--- Start of Data extract ---
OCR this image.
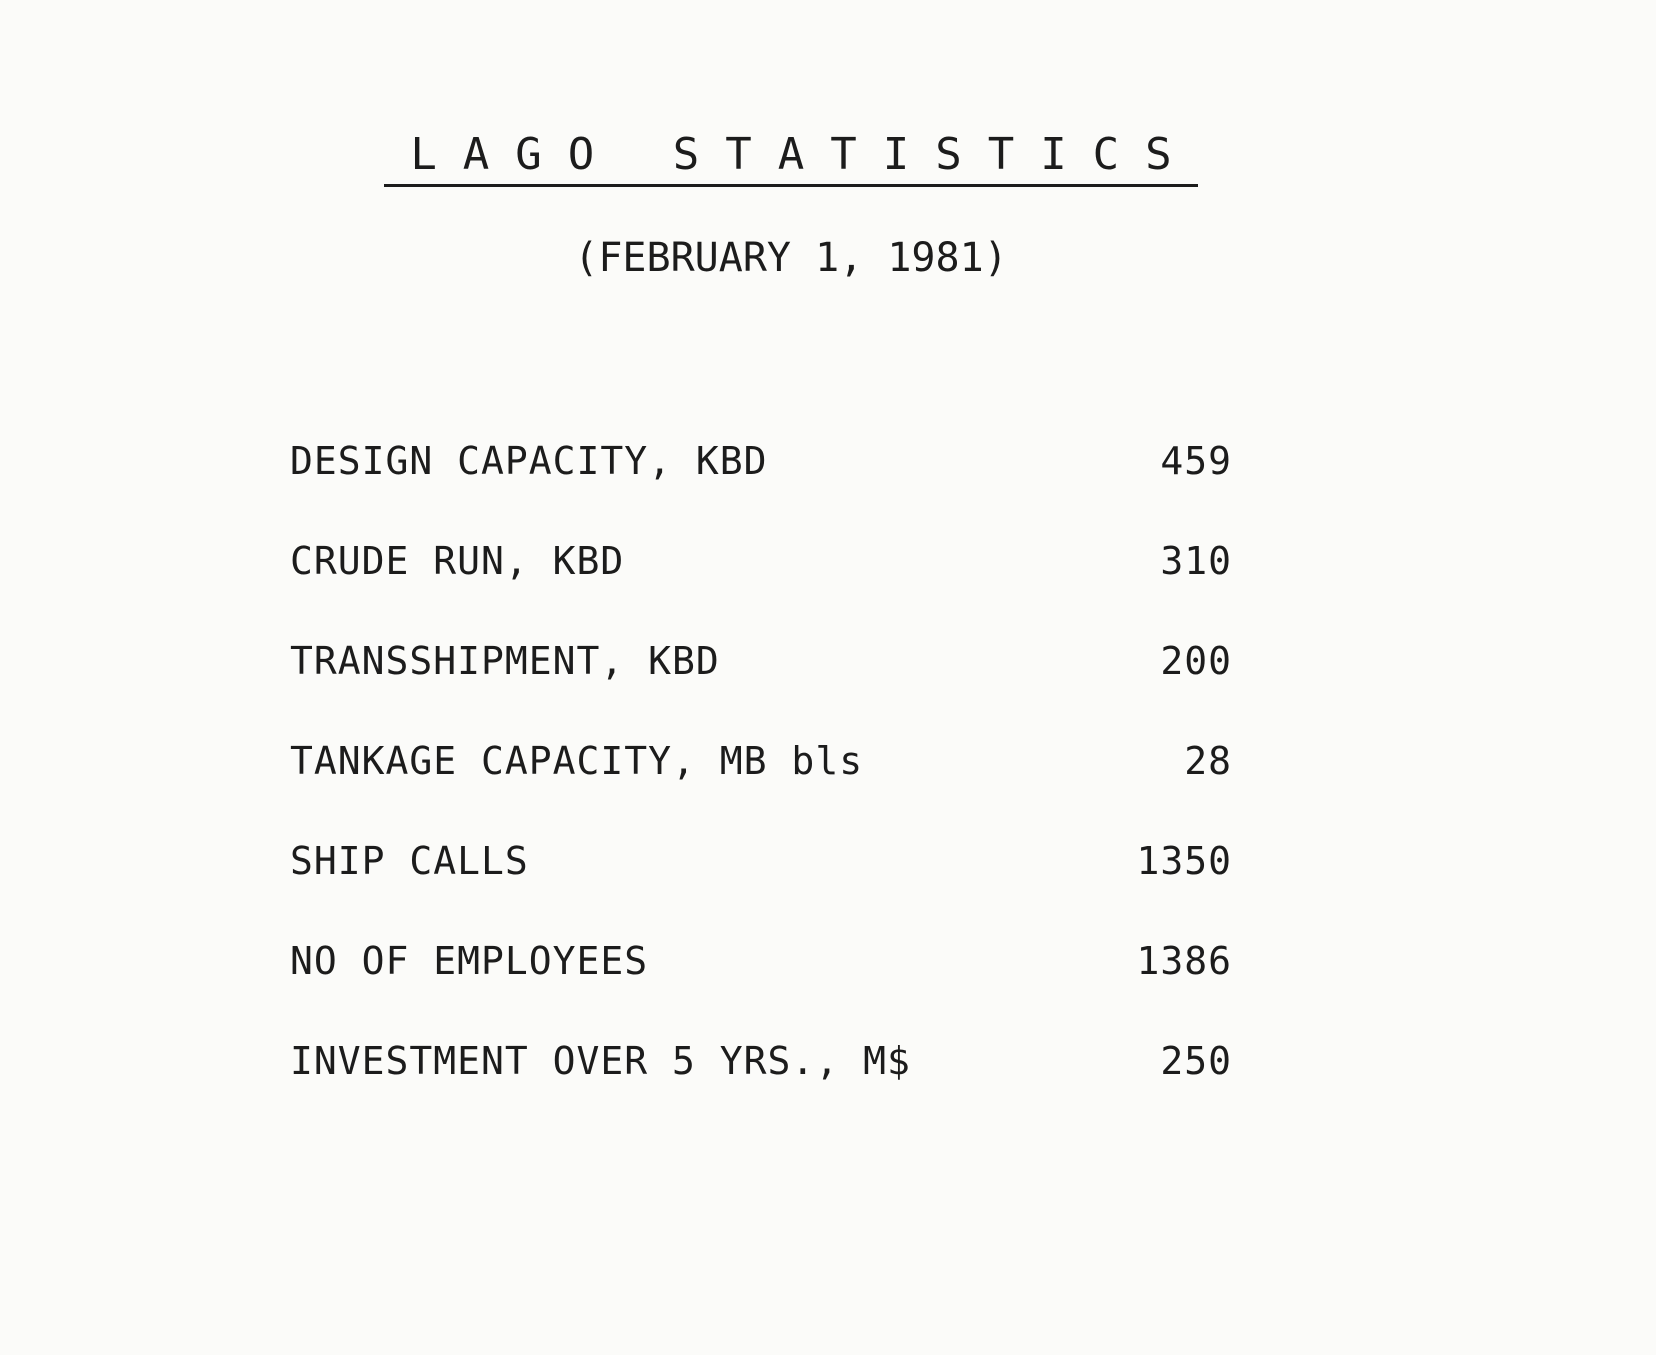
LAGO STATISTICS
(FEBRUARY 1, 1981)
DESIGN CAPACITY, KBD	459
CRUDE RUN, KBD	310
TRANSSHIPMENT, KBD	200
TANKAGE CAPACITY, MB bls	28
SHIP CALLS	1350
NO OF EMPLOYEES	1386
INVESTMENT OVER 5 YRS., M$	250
--- End of Data extract ---
* Directive *
Retype all of the entries exactly as written, leaving out any images.

* Response to the task *
OCR this image.
LAGO STATISTICS
(FEBRUARY 1, 1981)
DESIGN CAPACITY, KBD	459
CRUDE RUN, KBD	310
TRANSSHIPMENT, KBD	200
TANKAGE CAPACITY, MB bls	28
SHIP CALLS	1350
NO OF EMPLOYEES	1386
INVESTMENT OVER 5 YRS., M$	250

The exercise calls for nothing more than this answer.